Task details
Can you reproduce these entries, renaming every "x-tick-label" to "x-axis-tick" and leaving everything else unchanged?

Rows from a layout dataset

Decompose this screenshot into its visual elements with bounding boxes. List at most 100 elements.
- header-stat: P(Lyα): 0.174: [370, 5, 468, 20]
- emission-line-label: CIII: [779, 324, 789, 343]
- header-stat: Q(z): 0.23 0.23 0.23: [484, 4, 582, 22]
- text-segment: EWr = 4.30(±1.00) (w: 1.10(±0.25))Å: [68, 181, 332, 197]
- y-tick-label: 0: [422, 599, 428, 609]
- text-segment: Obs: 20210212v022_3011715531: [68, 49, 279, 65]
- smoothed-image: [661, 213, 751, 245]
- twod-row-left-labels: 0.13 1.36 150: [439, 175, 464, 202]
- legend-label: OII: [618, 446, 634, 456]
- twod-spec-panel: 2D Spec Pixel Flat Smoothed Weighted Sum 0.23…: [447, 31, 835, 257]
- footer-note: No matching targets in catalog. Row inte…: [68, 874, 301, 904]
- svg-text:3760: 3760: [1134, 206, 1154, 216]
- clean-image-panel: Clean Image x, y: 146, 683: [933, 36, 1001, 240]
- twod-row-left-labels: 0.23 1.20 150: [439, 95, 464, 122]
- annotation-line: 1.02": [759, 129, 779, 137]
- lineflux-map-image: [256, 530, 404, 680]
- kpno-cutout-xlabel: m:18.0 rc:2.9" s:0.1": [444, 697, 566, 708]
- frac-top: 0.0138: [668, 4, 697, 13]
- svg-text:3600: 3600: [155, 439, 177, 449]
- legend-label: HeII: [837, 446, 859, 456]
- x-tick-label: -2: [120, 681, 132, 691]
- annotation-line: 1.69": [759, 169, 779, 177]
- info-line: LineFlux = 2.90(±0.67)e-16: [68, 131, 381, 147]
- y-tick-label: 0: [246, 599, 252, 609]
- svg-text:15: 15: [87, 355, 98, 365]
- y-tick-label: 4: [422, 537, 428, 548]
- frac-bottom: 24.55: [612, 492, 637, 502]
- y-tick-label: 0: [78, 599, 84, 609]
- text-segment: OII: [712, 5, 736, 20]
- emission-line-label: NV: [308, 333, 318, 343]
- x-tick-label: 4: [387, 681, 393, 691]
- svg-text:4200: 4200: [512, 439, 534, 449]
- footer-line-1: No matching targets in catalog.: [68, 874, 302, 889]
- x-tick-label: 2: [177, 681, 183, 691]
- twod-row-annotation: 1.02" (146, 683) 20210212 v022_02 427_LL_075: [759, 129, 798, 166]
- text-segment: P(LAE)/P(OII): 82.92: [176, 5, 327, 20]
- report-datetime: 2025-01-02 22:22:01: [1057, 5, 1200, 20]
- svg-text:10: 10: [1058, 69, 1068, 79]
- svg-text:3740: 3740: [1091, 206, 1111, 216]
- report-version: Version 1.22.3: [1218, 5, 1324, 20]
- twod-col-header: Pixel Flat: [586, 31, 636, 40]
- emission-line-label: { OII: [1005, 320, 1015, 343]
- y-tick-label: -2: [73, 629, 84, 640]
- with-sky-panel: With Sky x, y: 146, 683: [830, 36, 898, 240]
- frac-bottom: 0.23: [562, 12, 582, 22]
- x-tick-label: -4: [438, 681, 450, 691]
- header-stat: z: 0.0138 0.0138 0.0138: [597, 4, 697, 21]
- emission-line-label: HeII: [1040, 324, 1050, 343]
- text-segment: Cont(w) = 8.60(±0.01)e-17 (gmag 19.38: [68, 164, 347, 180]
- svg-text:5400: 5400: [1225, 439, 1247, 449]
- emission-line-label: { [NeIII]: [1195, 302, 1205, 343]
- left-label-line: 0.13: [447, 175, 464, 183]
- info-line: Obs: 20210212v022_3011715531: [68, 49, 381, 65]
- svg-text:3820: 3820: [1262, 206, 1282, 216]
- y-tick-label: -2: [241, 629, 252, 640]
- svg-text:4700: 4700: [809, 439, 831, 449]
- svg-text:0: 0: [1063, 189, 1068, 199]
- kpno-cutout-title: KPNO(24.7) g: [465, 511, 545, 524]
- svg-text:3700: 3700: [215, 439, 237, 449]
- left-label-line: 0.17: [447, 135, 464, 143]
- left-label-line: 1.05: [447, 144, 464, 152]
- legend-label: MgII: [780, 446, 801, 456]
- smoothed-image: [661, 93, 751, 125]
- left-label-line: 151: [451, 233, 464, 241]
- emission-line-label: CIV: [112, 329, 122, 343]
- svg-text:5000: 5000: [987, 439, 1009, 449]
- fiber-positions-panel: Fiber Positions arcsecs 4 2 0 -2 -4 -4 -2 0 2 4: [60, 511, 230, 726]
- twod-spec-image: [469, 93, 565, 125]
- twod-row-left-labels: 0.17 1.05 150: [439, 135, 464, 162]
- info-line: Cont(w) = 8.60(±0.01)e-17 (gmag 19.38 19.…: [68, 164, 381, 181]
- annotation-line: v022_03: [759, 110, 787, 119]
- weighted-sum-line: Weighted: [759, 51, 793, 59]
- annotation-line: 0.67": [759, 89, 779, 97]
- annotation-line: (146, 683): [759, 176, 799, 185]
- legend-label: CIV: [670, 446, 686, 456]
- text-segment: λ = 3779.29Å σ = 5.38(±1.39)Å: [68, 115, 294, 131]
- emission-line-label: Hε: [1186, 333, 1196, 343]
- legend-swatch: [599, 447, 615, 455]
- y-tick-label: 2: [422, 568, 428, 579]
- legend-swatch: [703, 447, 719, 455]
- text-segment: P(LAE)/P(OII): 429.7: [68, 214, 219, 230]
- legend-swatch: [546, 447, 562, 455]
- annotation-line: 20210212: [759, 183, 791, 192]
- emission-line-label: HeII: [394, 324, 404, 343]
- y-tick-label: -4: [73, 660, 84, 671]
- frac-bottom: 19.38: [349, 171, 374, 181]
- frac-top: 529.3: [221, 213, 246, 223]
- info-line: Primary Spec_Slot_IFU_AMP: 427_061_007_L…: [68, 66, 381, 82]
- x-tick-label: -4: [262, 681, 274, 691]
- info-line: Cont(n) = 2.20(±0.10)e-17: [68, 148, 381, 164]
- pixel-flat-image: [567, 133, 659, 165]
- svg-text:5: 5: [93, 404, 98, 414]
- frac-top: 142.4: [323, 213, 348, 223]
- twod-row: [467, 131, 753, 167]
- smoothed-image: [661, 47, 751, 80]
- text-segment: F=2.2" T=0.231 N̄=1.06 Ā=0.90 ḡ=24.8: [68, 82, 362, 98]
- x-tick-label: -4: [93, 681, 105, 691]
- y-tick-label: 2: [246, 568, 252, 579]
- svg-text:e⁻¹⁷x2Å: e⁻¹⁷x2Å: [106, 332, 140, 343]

In response
Decompose this screenshot into its visual elements with bounding boxes. List at most 100 elements.
- header-stat: P(Lyα): 0.174: [370, 5, 468, 20]
- emission-line-label: CIII: [779, 324, 789, 343]
- header-stat: Q(z): 0.23 0.23 0.23: [484, 4, 582, 22]
- text-segment: EWr = 4.30(±1.00) (w: 1.10(±0.25))Å: [68, 181, 332, 197]
- y-tick-label: 0: [422, 599, 428, 609]
- text-segment: Obs: 20210212v022_3011715531: [68, 49, 279, 65]
- smoothed-image: [661, 213, 751, 245]
- twod-row-left-labels: 0.13 1.36 150: [439, 175, 464, 202]
- legend-label: OII: [618, 446, 634, 456]
- twod-spec-panel: 2D Spec Pixel Flat Smoothed Weighted Sum 0.23…: [447, 31, 835, 257]
- footer-note: No matching targets in catalog. Row inte…: [68, 874, 301, 904]
- svg-text:3760: 3760: [1134, 206, 1154, 216]
- clean-image-panel: Clean Image x, y: 146, 683: [933, 36, 1001, 240]
- twod-row-left-labels: 0.23 1.20 150: [439, 95, 464, 122]
- annotation-line: 1.02": [759, 129, 779, 137]
- lineflux-map-image: [256, 530, 404, 680]
- kpno-cutout-xlabel: m:18.0 rc:2.9" s:0.1": [444, 697, 566, 708]
- frac-top: 0.0138: [668, 4, 697, 13]
- svg-text:3600: 3600: [155, 439, 177, 449]
- legend-label: HeII: [837, 446, 859, 456]
- x-axis-tick: -2: [120, 681, 132, 691]
- annotation-line: 1.69": [759, 169, 779, 177]
- info-line: LineFlux = 2.90(±0.67)e-16: [68, 131, 381, 147]
- y-tick-label: 0: [246, 599, 252, 609]
- svg-text:15: 15: [87, 355, 98, 365]
- y-tick-label: 4: [422, 537, 428, 548]
- frac-bottom: 24.55: [612, 492, 637, 502]
- y-tick-label: 0: [78, 599, 84, 609]
- text-segment: OII: [712, 5, 736, 20]
- emission-line-label: NV: [308, 333, 318, 343]
- x-axis-tick: 4: [387, 681, 393, 691]
- svg-text:4200: 4200: [512, 439, 534, 449]
- footer-line-1: No matching targets in catalog.: [68, 874, 302, 889]
- x-axis-tick: 2: [177, 681, 183, 691]
- twod-row-annotation: 1.02" (146, 683) 20210212 v022_02 427_LL_075: [759, 129, 798, 166]
- text-segment: P(LAE)/P(OII): 82.92: [176, 5, 327, 20]
- report-datetime: 2025-01-02 22:22:01: [1057, 5, 1200, 20]
- svg-text:10: 10: [1058, 69, 1068, 79]
- svg-text:3740: 3740: [1091, 206, 1111, 216]
- report-version: Version 1.22.3: [1218, 5, 1324, 20]
- twod-col-header: Pixel Flat: [586, 31, 636, 40]
- emission-line-label: { OII: [1005, 320, 1015, 343]
- y-tick-label: -2: [73, 629, 84, 640]
- with-sky-panel: With Sky x, y: 146, 683: [830, 36, 898, 240]
- frac-bottom: 0.23: [562, 12, 582, 22]
- x-axis-tick: -4: [438, 681, 450, 691]
- header-stat: z: 0.0138 0.0138 0.0138: [597, 4, 697, 21]
- emission-line-label: HeII: [1040, 324, 1050, 343]
- text-segment: Cont(w) = 8.60(±0.01)e-17 (gmag 19.38: [68, 164, 347, 180]
- svg-text:5400: 5400: [1225, 439, 1247, 449]
- emission-line-label: { [NeIII]: [1195, 302, 1205, 343]
- left-label-line: 0.13: [447, 175, 464, 183]
- info-line: Obs: 20210212v022_3011715531: [68, 49, 381, 65]
- svg-text:3820: 3820: [1262, 206, 1282, 216]
- y-tick-label: -2: [241, 629, 252, 640]
- svg-text:4700: 4700: [809, 439, 831, 449]
- svg-text:0: 0: [1063, 189, 1068, 199]
- kpno-cutout-title: KPNO(24.7) g: [465, 511, 545, 524]
- svg-text:3700: 3700: [215, 439, 237, 449]
- left-label-line: 0.17: [447, 135, 464, 143]
- left-label-line: 1.05: [447, 144, 464, 152]
- legend-label: MgII: [780, 446, 801, 456]
- smoothed-image: [661, 93, 751, 125]
- left-label-line: 151: [451, 233, 464, 241]
- emission-line-label: CIV: [112, 329, 122, 343]
- svg-text:5000: 5000: [987, 439, 1009, 449]
- fiber-positions-panel: Fiber Positions arcsecs 4 2 0 -2 -4 -4 -2 0 2 4: [60, 511, 230, 726]
- twod-spec-image: [469, 93, 565, 125]
- twod-row-left-labels: 0.17 1.05 150: [439, 135, 464, 162]
- info-line: Cont(w) = 8.60(±0.01)e-17 (gmag 19.38 19.…: [68, 164, 381, 181]
- annotation-line: v022_03: [759, 110, 787, 119]
- weighted-sum-line: Weighted: [759, 51, 793, 59]
- annotation-line: 0.67": [759, 89, 779, 97]
- annotation-line: (146, 683): [759, 176, 799, 185]
- legend-label: CIV: [670, 446, 686, 456]
- text-segment: λ = 3779.29Å σ = 5.38(±1.39)Å: [68, 115, 294, 131]
- emission-line-label: Hε: [1186, 333, 1196, 343]
- legend-swatch: [599, 447, 615, 455]
- y-tick-label: 2: [422, 568, 428, 579]
- legend-swatch: [703, 447, 719, 455]
- text-segment: P(LAE)/P(OII): 429.7: [68, 214, 219, 230]
- legend-swatch: [546, 447, 562, 455]
- annotation-line: 20210212: [759, 183, 791, 192]
- emission-line-label: HeII: [394, 324, 404, 343]
- y-tick-label: -4: [73, 660, 84, 671]
- frac-bottom: 19.38: [349, 171, 374, 181]
- frac-top: 529.3: [221, 213, 246, 223]
- info-line: Primary Spec_Slot_IFU_AMP: 427_061_007_L…: [68, 66, 381, 82]
- x-axis-tick: -4: [262, 681, 274, 691]
- info-line: Cont(n) = 2.20(±0.10)e-17: [68, 148, 381, 164]
- pixel-flat-image: [567, 133, 659, 165]
- svg-text:5: 5: [93, 404, 98, 414]
- frac-top: 142.4: [323, 213, 348, 223]
- twod-row: [467, 131, 753, 167]
- smoothed-image: [661, 47, 751, 80]
- text-segment: F=2.2" T=0.231 N̄=1.06 Ā=0.90 ḡ=24.8: [68, 82, 362, 98]
- x-axis-tick: -4: [93, 681, 105, 691]
- y-tick-label: 2: [246, 568, 252, 579]
- svg-text:e⁻¹⁷x2Å: e⁻¹⁷x2Å: [106, 332, 140, 343]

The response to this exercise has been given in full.